Requirement: Pull every line containing the word "ways" from the records.

Exercise material:
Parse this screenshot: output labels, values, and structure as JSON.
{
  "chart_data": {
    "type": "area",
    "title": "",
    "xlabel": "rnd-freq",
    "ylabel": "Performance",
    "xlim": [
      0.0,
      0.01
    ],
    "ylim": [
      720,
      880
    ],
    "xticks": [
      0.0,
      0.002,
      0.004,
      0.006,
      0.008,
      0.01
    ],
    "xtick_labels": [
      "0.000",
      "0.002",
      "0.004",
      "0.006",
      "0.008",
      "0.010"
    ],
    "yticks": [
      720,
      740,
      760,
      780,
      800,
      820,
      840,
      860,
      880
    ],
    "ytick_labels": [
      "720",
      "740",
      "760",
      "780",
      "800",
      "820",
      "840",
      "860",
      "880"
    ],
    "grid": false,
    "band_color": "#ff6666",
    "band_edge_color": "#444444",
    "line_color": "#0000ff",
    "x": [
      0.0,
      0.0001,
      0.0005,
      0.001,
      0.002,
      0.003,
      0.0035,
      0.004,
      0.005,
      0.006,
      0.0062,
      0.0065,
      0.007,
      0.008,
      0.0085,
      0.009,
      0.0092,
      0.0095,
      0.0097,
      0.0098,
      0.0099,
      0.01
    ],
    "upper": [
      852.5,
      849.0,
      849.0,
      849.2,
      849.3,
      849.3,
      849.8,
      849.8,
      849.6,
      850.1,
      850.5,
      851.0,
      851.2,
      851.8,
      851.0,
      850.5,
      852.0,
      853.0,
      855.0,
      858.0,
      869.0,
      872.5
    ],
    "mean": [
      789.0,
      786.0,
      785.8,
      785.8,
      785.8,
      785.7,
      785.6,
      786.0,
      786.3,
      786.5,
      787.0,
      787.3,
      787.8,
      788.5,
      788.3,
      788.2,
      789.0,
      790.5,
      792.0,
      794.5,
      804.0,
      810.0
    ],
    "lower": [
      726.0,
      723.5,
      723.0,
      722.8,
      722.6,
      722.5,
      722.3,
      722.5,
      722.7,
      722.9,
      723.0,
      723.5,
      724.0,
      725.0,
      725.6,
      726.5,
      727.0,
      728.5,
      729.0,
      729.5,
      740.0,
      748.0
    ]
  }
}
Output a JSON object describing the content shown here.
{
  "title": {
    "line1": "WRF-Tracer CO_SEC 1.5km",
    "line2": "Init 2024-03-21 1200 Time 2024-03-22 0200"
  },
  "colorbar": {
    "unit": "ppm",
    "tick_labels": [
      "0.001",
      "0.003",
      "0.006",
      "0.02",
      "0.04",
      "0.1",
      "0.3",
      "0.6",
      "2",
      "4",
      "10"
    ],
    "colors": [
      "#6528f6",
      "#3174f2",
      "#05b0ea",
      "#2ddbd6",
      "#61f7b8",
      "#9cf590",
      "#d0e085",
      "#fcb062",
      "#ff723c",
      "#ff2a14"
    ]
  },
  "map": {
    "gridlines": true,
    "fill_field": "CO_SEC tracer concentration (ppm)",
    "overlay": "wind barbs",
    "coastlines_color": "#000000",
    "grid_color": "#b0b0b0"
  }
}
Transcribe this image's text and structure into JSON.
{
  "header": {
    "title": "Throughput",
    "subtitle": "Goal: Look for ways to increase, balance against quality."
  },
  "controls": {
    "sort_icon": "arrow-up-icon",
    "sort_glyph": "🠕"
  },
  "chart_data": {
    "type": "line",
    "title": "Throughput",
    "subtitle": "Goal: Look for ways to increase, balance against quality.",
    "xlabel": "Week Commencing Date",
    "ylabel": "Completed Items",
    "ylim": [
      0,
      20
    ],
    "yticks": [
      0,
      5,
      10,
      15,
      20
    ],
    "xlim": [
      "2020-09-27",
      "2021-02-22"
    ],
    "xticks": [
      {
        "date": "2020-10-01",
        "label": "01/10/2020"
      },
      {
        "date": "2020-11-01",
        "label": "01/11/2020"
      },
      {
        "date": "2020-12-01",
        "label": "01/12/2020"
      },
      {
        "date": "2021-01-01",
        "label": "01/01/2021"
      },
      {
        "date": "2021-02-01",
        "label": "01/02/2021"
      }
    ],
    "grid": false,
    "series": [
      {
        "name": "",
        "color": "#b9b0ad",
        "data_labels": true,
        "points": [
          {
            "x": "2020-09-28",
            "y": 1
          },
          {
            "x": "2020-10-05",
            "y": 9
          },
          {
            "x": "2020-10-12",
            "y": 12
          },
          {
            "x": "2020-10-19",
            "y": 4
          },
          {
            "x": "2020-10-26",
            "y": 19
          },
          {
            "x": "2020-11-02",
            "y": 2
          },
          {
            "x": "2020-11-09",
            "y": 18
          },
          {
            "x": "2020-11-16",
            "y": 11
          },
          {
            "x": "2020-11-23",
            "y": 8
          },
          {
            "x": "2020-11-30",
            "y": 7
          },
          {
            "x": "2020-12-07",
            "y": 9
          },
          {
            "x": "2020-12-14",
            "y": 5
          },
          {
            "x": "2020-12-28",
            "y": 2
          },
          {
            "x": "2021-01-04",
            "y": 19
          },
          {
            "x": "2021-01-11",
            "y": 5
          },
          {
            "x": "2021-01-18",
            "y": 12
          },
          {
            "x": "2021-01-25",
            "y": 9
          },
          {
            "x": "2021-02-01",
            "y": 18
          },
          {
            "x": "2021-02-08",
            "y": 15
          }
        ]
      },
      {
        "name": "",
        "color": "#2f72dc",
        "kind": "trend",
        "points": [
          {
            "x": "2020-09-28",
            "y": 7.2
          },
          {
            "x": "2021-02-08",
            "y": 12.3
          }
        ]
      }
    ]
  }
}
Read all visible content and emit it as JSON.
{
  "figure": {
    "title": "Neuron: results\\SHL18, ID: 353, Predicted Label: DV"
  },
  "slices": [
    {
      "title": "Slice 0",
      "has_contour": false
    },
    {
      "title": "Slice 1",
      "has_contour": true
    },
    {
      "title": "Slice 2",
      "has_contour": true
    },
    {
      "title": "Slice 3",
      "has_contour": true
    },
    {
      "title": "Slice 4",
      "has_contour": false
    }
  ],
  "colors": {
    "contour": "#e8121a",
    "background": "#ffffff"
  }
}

Result of this exercise:
    "subtitle": "Goal: Look for ways to increase, balance against quality."
    "subtitle": "Goal: Look for ways to increase, balance against quality.",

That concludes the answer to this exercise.